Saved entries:

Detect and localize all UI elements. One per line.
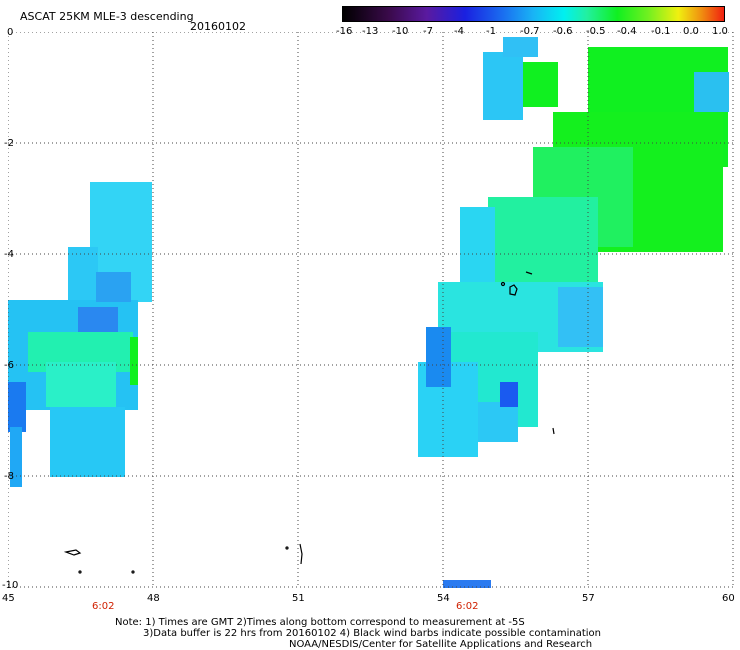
color-scale-label-3: -7	[423, 26, 433, 37]
color-scale-label-9: -0.4	[617, 26, 637, 37]
color-scale-label-6: -0.7	[520, 26, 540, 37]
color-scale-label-8: -0.5	[586, 26, 606, 37]
color-scale-label-5: -1	[486, 26, 496, 37]
footnote-line-1: Note: 1) Times are GMT 2)Times along bot…	[115, 617, 525, 628]
east-swath	[418, 37, 729, 588]
lat-label-3: -6	[4, 360, 14, 371]
time-label-east: 6:02	[456, 601, 479, 612]
lat-label-0: 0	[7, 27, 14, 38]
map-date: 20160102	[190, 20, 246, 33]
color-scale-bar	[342, 6, 725, 22]
color-scale-label-4: -4	[454, 26, 464, 37]
wind-field-map	[8, 32, 734, 588]
lon-label-2: 51	[292, 593, 305, 604]
lon-label-5: 60	[722, 593, 735, 604]
map-title: ASCAT 25KM MLE-3 descending	[20, 10, 194, 23]
footnote-line-2: 3)Data buffer is 22 hrs from 20160102 4)…	[143, 628, 601, 639]
lat-label-2: -4	[4, 249, 14, 260]
west-swath	[8, 182, 152, 487]
lon-label-4: 57	[582, 593, 595, 604]
color-scale-label-7: -0.6	[553, 26, 573, 37]
footnote-line-3: NOAA/NESDIS/Center for Satellite Applica…	[289, 639, 593, 650]
color-scale-label-11: 0.0	[683, 26, 699, 37]
lat-lon-grid	[8, 32, 734, 588]
lat-label-4: -8	[4, 471, 14, 482]
time-label-west: 6:02	[92, 601, 115, 612]
lon-label-0: 45	[2, 593, 15, 604]
island-outlines	[63, 271, 555, 574]
color-scale-label-1: -13	[362, 26, 379, 37]
lat-label-5: -10	[2, 580, 19, 591]
lon-label-3: 54	[437, 593, 450, 604]
lat-label-1: -2	[4, 138, 14, 149]
lon-label-1: 48	[147, 593, 160, 604]
color-scale-label-12: 1.0	[712, 26, 728, 37]
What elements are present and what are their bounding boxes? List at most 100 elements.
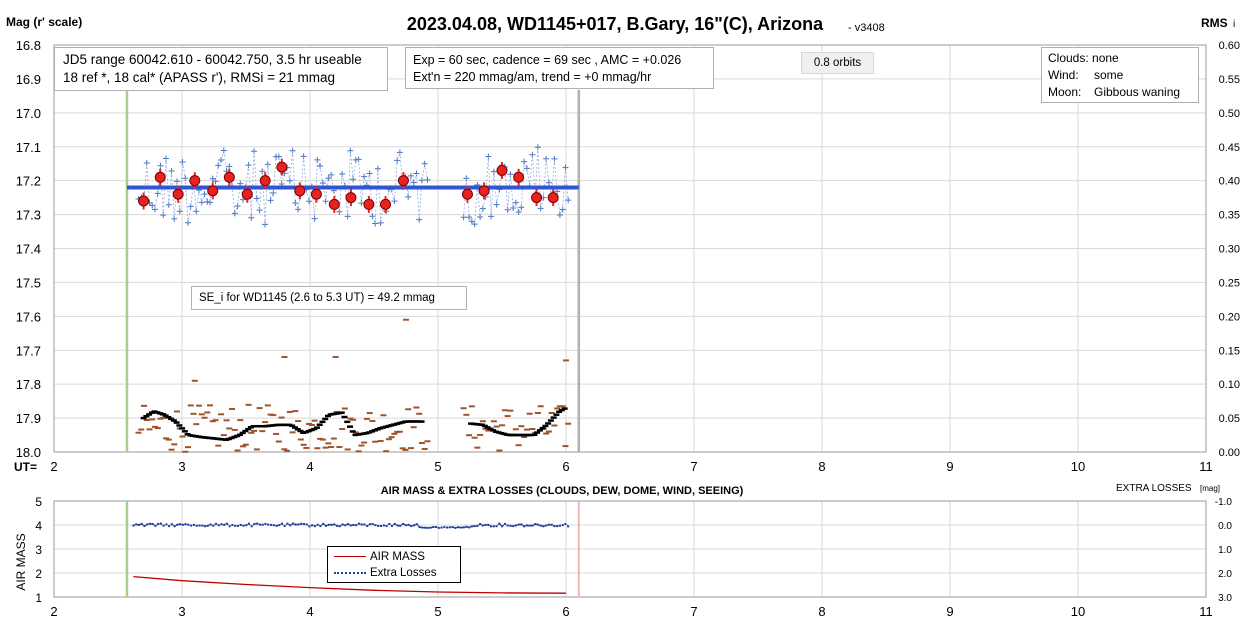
extra-losses-point — [308, 525, 311, 528]
extra-losses-point — [424, 526, 427, 529]
binned-data-point — [547, 192, 559, 204]
binned-data-point — [207, 185, 219, 197]
extra-losses-point — [531, 524, 534, 527]
extra-losses-point — [360, 523, 363, 526]
extra-losses-point — [435, 526, 438, 528]
extra-losses-point — [517, 523, 520, 526]
info-box-exposure: Exp = 60 sec, cadence = 69 sec , AMC = +… — [405, 47, 714, 89]
extra-losses-point — [256, 522, 259, 525]
raw-connector — [338, 173, 343, 212]
top-ytick-right: 0.10 — [1219, 379, 1240, 391]
extra-losses-point — [151, 523, 154, 525]
y-left-label: Mag (r' scale) — [6, 15, 82, 29]
bottom-right-label: EXTRA LOSSES — [1116, 483, 1192, 494]
extra-losses-point — [349, 524, 352, 527]
binned-data-point — [223, 171, 235, 183]
binned-data-point — [310, 188, 322, 200]
top-ytick-left: 17.6 — [16, 309, 41, 324]
bottom-xtick: 5 — [434, 604, 441, 619]
raw-connector — [146, 163, 150, 203]
extra-losses-point — [514, 524, 517, 527]
raw-connector — [413, 173, 417, 183]
top-ytick-left: 17.4 — [16, 242, 41, 257]
binned-data-point — [259, 175, 271, 187]
raw-connector — [396, 152, 401, 161]
raw-data-point — [209, 175, 216, 182]
binned-data-point — [138, 195, 150, 207]
raw-connector — [377, 168, 382, 223]
extra-losses-point — [333, 523, 336, 526]
extra-losses-point — [413, 524, 416, 527]
raw-data-point — [556, 212, 563, 219]
extra-losses-point — [209, 523, 212, 526]
raw-connector — [532, 154, 536, 197]
raw-connector — [212, 178, 216, 182]
se-label: SE_i for WD1145 (2.6 to 5.3 UT) = 49.2 m… — [199, 292, 435, 304]
extra-losses-point — [393, 522, 396, 525]
extra-losses-point — [250, 525, 253, 528]
extra-losses-point — [137, 523, 140, 526]
top-ytick-left: 17.9 — [16, 411, 41, 426]
extra-losses-point — [443, 526, 446, 529]
clouds-value: none — [1092, 51, 1119, 65]
top-ytick-right: 0.00 — [1219, 447, 1240, 459]
info-box-exposure-line2: Ext'n = 220 mmag/am, trend = +0 mmag/hr — [413, 70, 652, 84]
extra-losses-point — [415, 523, 418, 526]
extra-losses-point — [314, 525, 316, 528]
raw-data-point — [204, 198, 211, 205]
extra-losses-point — [347, 523, 349, 526]
extra-losses-point — [459, 526, 462, 529]
bottom-xtick: 11 — [1199, 604, 1213, 619]
raw-data-point — [253, 195, 260, 202]
top-ytick-left: 17.5 — [16, 275, 41, 290]
legend-airmass-label: AIR MASS — [370, 551, 425, 563]
extra-losses-point — [294, 523, 297, 526]
bottom-xtick: 8 — [818, 604, 825, 619]
extra-losses-point — [525, 524, 528, 527]
legend-extra: Extra Losses — [334, 565, 454, 581]
y-right-label-sub: i — [1233, 19, 1235, 30]
moon-row: Moon: Gibbous waning — [1048, 84, 1192, 101]
extra-losses-point — [503, 522, 506, 525]
extra-losses-point — [195, 524, 198, 527]
extra-losses-point — [217, 524, 220, 527]
top-xtick: 2 — [50, 459, 57, 474]
raw-connector — [195, 190, 200, 212]
extra-losses-point — [399, 524, 402, 527]
info-box-jd: JD5 range 60042.610 - 60042.750, 3.5 hr … — [54, 47, 388, 91]
extra-losses-point — [495, 525, 498, 528]
wind-value: some — [1094, 68, 1124, 82]
extra-losses-point — [223, 523, 226, 526]
extra-losses-point — [341, 523, 344, 526]
extra-losses-point — [440, 526, 443, 529]
raw-connector — [253, 151, 258, 199]
extra-losses-point — [506, 524, 509, 527]
extra-losses-point — [536, 523, 539, 526]
top-xtick: 6 — [562, 459, 569, 474]
extra-losses-point — [366, 525, 369, 527]
extra-losses-point — [187, 523, 190, 526]
bottom-ytick-right: 3.0 — [1218, 593, 1232, 604]
extra-losses-point — [245, 524, 248, 527]
top-ytick-right: 0.15 — [1219, 345, 1240, 357]
bottom-ytick-left: 1 — [35, 591, 42, 605]
bottom-ytick-left: 5 — [35, 495, 42, 509]
bottom-xtick: 9 — [946, 604, 953, 619]
extra-losses-point — [162, 524, 165, 527]
extra-losses-point — [404, 524, 407, 527]
extra-losses-point — [231, 524, 234, 526]
raw-connector — [565, 167, 569, 201]
extra-losses-point — [192, 523, 195, 526]
extra-losses-point — [520, 523, 523, 526]
extra-losses-point — [388, 523, 391, 525]
raw-data-point — [325, 175, 332, 182]
extra-losses-point — [539, 524, 542, 527]
extra-losses-point — [553, 525, 556, 528]
extra-losses-point — [278, 524, 281, 527]
bottom-xtick: 2 — [50, 604, 57, 619]
top-ytick-right: 0.25 — [1219, 277, 1240, 289]
raw-data-point — [218, 157, 225, 164]
extra-losses-point — [275, 524, 278, 527]
raw-connector — [474, 184, 478, 225]
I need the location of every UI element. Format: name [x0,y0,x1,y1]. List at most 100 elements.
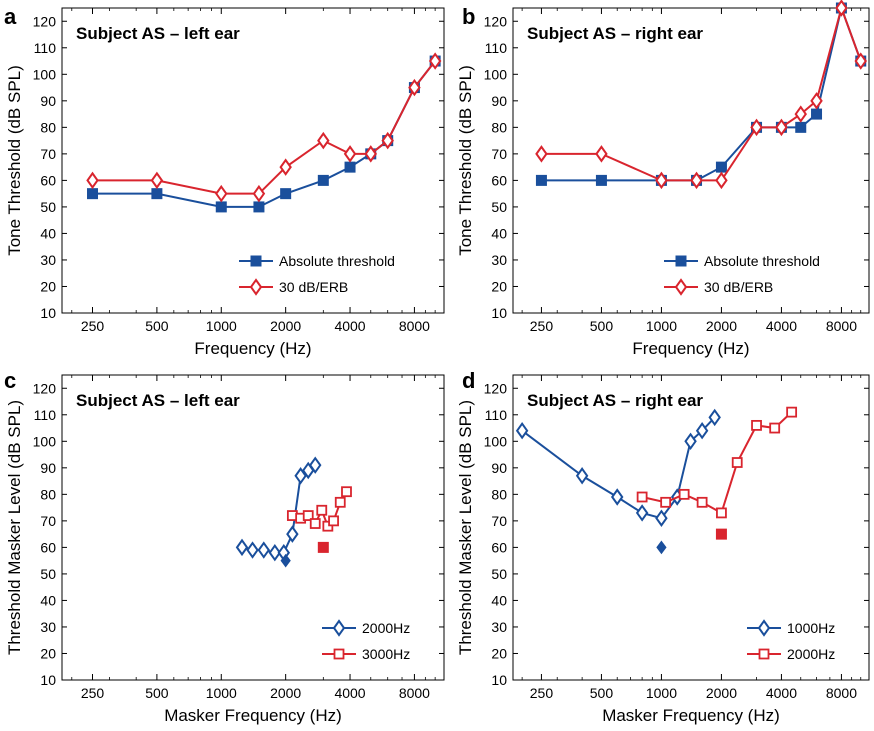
data-point [690,171,703,190]
data-point [253,201,265,213]
plot-frame [61,374,445,681]
y-tick-label: 100 [33,433,57,449]
x-tick-label: 500 [590,318,614,334]
y-tick-label: 70 [491,146,507,162]
x-tick-label: 8000 [399,318,430,334]
data-point [635,504,649,522]
x-tick-label: 4000 [766,685,797,701]
data-point [408,78,421,97]
data-point [695,421,709,440]
x-axis-label: Masker Frequency (Hz) [602,706,780,725]
y-tick-label: 80 [491,486,507,502]
x-axis-label: Masker Frequency (Hz) [164,706,342,725]
y-tick-label: 40 [40,592,56,608]
x-tick-label: 500 [590,685,614,701]
data-point [854,52,867,70]
panel-letter: d [462,368,475,393]
data-point [317,131,330,150]
legend-label: 30 dB/ERB [279,279,348,295]
data-point [344,161,356,173]
x-tick-label: 250 [81,318,105,334]
chart-title: Subject AS – left ear [76,24,240,43]
data-point [381,131,394,150]
data-point [794,105,807,123]
data-point [235,538,249,557]
x-tick-label: 2000 [706,685,737,701]
y-tick-label: 60 [491,539,507,555]
y-tick-label: 30 [40,619,56,635]
legend-label: 3000Hz [362,646,410,662]
data-point [343,145,357,163]
series-30-db-erb [535,0,867,190]
chart-title: Subject AS – right ear [527,24,703,43]
data-point [684,432,697,451]
data-point [286,525,299,543]
data-point [86,171,99,190]
data-point [257,541,270,559]
y-tick-label: 120 [484,13,508,29]
y-axis-label: Threshold Masker Level (dB SPL) [5,400,24,655]
legend-entry: 2000Hz [322,619,410,637]
series-30-db-erb [86,52,442,203]
x-axis-label: Frequency (Hz) [194,339,311,358]
y-axis-label: Threshold Masker Level (dB SPL) [456,400,475,655]
legend-entry: Absolute threshold [664,253,820,269]
y-tick-label: 80 [40,486,56,502]
y-tick-label: 40 [40,225,56,241]
y-tick-label: 100 [484,66,508,82]
panel-letter: c [4,368,16,393]
legend-label: 2000Hz [362,620,410,636]
data-point [535,145,548,163]
legend-entry: 30 dB/ERB [664,278,773,296]
y-tick-label: 40 [491,225,507,241]
data-point [595,174,607,186]
data-point [655,509,668,527]
data-point [716,507,727,519]
legend-label: 2000Hz [787,646,835,662]
panel-letter: a [4,4,17,29]
chart-panel-c: c 10 20 30 40 50 60 70 80 90 100 110 120 250 500 1000 20… [4,368,445,725]
y-tick-label: 50 [40,199,56,215]
x-tick-label: 1000 [646,318,677,334]
data-point [535,174,547,186]
legend-label: 30 dB/ERB [704,279,773,295]
x-tick-label: 250 [530,685,554,701]
x-tick-label: 8000 [826,685,857,701]
y-tick-label: 110 [34,407,57,423]
plot-frame [512,374,870,681]
data-point [610,488,624,506]
y-tick-label: 90 [491,460,507,476]
data-point [636,491,648,503]
data-point [678,488,690,500]
y-tick-label: 110 [485,40,508,56]
x-tick-label: 1000 [646,685,677,701]
y-tick-label: 60 [40,539,56,555]
data-point [835,0,848,17]
data-point [294,467,307,485]
isolated-data-point [280,553,291,568]
legend-marker [758,648,770,660]
legend-marker [332,619,346,637]
legend-marker [250,255,262,267]
legend-marker [757,619,771,637]
y-tick-label: 50 [491,566,507,582]
x-tick-label: 4000 [766,318,797,334]
x-tick-label: 250 [81,685,105,701]
legend-marker [674,278,688,296]
series-2000hz [235,456,322,562]
chart-panel-a: a 10 20 30 40 50 60 70 80 90 100 110 120 250 500 1000 20… [4,4,445,358]
y-tick-label: 30 [491,619,507,635]
x-tick-label: 500 [145,318,169,334]
data-point [715,171,728,190]
data-point [810,92,823,110]
data-point [316,504,328,516]
data-point [786,406,798,418]
y-tick-label: 50 [40,566,56,582]
data-point [769,422,781,434]
data-point [696,496,708,508]
data-point [751,419,762,431]
y-tick-label: 40 [491,592,507,608]
data-point [660,496,672,508]
legend-entry: 1000Hz [747,619,835,637]
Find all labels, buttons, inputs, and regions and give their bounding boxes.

▶ _YOUR GOAL_: Update the lines between the one holding "data-point [690,171,703,190]" and the one holding "panel-letter: d [462,368,475,393]", inclusive, so that "x-axis-label" becomes "x-axis-title". Leave everything else in those lines unchanged.

▶ _THE COMPLETED TASK_:
data-point [690,171,703,190]
data-point [253,201,265,213]
plot-frame [61,374,445,681]
y-tick-label: 100 [33,433,57,449]
x-tick-label: 500 [590,318,614,334]
y-tick-label: 70 [491,146,507,162]
x-tick-label: 8000 [399,318,430,334]
data-point [635,504,649,522]
x-tick-label: 4000 [766,685,797,701]
data-point [408,78,421,97]
data-point [695,421,709,440]
x-axis-title: Masker Frequency (Hz) [602,706,780,725]
y-tick-label: 80 [491,486,507,502]
x-axis-title: Masker Frequency (Hz) [164,706,342,725]
y-tick-label: 40 [40,592,56,608]
x-tick-label: 500 [590,685,614,701]
data-point [854,52,867,70]
panel-letter: d [462,368,475,393]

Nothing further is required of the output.